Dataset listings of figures
● ● ● ● ●
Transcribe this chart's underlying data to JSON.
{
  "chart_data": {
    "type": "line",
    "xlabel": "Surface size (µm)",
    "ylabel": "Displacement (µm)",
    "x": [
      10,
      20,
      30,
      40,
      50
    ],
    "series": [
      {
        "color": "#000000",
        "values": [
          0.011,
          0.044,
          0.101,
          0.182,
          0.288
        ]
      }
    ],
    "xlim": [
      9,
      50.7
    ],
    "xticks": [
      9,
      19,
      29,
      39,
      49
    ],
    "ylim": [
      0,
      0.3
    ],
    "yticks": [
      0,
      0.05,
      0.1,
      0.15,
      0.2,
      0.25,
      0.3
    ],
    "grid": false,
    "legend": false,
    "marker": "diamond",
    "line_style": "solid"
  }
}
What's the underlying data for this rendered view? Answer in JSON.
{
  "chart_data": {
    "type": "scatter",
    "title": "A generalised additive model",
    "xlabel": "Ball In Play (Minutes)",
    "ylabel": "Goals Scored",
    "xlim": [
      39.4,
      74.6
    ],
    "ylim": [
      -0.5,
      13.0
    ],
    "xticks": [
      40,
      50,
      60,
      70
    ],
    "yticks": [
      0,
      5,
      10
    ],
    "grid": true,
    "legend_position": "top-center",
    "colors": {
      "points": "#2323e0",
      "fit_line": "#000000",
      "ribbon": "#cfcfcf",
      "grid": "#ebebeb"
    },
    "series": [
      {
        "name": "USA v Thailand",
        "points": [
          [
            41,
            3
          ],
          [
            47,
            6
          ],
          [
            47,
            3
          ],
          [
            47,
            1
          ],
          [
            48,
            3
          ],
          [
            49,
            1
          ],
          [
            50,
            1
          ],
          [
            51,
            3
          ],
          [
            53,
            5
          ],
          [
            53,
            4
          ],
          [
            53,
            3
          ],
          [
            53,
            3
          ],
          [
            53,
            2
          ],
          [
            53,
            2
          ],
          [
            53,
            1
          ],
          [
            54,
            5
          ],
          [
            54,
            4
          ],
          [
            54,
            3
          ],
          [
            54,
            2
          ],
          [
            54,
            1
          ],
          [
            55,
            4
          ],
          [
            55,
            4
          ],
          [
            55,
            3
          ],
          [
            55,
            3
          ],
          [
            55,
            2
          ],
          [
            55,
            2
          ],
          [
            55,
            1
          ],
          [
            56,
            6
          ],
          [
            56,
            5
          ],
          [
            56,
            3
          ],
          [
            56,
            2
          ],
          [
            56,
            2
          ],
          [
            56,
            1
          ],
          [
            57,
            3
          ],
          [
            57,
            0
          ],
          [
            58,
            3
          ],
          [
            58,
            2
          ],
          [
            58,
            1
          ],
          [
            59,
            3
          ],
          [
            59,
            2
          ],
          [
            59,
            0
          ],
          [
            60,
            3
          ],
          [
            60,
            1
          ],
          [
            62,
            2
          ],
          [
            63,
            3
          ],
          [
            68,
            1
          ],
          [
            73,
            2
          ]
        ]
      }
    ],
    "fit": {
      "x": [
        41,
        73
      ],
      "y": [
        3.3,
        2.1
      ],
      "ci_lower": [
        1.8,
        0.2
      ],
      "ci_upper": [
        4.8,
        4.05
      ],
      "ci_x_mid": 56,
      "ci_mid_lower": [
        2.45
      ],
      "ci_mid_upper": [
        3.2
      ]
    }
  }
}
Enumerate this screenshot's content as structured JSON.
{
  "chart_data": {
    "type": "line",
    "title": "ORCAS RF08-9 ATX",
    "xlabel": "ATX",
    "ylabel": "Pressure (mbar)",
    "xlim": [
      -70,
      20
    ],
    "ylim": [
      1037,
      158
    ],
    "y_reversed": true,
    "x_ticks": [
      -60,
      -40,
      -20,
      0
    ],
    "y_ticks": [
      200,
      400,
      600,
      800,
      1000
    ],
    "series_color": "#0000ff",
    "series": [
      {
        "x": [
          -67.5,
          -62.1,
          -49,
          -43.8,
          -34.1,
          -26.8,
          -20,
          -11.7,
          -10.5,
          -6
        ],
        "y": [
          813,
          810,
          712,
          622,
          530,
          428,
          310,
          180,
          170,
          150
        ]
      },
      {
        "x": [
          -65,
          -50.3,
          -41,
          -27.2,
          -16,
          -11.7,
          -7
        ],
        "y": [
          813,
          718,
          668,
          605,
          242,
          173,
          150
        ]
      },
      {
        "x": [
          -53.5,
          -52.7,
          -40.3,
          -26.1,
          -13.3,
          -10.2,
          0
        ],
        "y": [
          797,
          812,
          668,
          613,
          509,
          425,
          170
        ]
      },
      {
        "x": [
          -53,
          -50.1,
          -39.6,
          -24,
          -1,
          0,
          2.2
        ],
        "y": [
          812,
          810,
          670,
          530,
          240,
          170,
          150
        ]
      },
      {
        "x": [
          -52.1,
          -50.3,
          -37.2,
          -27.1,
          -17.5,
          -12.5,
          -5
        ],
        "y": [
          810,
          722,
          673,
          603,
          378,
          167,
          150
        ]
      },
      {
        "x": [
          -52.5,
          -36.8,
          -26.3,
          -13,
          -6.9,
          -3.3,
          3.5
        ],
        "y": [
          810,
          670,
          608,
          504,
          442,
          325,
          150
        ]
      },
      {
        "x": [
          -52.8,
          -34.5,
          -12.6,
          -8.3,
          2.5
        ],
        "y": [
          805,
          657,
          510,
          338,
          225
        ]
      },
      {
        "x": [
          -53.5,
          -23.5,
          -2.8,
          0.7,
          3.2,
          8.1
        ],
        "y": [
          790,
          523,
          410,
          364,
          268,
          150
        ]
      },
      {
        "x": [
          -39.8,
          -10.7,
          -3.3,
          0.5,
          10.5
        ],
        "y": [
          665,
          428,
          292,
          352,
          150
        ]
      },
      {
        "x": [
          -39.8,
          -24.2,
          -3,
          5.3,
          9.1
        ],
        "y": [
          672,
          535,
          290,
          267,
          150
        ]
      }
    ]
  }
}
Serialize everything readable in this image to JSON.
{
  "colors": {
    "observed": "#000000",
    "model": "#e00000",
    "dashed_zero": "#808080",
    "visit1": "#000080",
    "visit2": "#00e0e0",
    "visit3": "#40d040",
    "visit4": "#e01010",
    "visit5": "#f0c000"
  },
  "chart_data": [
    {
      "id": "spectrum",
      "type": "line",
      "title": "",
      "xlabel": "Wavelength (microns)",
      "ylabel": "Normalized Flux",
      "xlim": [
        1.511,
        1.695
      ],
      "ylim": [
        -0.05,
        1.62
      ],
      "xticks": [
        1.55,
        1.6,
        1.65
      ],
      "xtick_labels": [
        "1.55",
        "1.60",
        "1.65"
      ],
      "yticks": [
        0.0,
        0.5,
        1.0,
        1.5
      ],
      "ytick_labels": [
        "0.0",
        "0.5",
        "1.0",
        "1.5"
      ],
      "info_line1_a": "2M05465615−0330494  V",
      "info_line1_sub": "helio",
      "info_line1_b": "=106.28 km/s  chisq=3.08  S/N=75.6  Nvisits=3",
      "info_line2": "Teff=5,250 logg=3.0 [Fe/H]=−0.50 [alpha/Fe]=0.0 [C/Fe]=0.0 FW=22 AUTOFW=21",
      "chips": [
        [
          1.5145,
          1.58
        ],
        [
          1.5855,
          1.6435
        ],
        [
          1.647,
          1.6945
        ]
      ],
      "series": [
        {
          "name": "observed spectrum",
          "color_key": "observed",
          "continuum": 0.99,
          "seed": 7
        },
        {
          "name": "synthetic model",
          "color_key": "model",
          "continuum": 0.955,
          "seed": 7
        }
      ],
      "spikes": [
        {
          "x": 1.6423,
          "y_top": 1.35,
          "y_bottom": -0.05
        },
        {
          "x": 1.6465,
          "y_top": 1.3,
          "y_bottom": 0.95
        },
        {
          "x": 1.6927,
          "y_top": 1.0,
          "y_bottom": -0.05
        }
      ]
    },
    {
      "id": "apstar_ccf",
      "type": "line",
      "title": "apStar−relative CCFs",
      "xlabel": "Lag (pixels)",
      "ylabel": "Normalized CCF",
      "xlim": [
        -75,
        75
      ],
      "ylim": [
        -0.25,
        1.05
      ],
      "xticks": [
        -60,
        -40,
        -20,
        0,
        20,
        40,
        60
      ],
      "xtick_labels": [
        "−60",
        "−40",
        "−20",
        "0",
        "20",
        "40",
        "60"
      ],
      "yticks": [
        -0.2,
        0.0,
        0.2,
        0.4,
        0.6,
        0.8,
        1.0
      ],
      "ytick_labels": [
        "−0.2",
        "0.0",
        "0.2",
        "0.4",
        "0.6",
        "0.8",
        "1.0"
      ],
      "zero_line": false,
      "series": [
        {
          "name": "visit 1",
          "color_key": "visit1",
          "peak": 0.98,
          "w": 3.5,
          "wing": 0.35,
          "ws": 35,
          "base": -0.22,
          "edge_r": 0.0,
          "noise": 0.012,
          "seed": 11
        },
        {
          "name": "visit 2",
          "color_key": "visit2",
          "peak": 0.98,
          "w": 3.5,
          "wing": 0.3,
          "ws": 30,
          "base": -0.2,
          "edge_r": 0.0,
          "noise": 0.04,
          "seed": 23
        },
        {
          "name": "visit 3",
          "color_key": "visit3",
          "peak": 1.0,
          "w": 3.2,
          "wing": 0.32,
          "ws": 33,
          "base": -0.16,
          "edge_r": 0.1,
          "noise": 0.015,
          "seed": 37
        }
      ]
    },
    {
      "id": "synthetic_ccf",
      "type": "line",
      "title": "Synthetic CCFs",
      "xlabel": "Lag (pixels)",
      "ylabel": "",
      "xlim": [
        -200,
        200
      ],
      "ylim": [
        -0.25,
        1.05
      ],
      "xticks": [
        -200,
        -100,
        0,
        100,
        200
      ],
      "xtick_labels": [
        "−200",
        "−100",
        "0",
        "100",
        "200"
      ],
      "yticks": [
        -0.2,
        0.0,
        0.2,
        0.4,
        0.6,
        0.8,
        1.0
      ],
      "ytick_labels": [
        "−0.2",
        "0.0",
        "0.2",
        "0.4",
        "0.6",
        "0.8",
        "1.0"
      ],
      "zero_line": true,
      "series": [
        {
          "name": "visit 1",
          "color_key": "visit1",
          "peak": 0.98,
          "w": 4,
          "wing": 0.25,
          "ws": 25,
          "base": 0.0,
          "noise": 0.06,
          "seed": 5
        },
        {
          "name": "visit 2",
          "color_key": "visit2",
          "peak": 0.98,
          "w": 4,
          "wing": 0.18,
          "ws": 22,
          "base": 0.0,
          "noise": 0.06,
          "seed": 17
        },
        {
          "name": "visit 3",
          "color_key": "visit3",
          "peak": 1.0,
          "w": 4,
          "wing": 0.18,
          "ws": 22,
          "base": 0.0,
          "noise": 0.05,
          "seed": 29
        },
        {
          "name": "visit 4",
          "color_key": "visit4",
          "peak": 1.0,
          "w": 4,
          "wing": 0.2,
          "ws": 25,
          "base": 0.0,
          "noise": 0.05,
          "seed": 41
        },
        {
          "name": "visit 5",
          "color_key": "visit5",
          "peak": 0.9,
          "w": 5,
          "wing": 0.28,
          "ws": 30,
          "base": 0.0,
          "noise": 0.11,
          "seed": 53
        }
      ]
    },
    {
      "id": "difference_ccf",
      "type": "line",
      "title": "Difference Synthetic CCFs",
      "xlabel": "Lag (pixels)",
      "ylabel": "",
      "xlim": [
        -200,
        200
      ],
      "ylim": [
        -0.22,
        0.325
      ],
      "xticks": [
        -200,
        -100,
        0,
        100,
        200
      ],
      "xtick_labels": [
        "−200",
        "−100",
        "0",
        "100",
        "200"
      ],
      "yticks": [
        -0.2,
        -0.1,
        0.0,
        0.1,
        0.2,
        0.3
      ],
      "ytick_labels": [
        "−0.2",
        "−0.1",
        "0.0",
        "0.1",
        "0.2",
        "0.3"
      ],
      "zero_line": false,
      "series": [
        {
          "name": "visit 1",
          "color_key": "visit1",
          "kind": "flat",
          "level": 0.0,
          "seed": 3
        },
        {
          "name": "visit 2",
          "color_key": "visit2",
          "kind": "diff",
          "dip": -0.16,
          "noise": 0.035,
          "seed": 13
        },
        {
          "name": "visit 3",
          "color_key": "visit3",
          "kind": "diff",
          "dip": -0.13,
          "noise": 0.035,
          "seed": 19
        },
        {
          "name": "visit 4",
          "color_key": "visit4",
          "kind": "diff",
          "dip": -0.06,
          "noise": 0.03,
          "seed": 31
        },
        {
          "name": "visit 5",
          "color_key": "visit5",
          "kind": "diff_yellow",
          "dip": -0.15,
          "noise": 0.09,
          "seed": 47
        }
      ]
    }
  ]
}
● ● ● ● ●
Exercise:
Which lines contain "true"? Copy each of them out.

Written response:
    "grid": true,
    "y_reversed": true,
      "zero_line": true,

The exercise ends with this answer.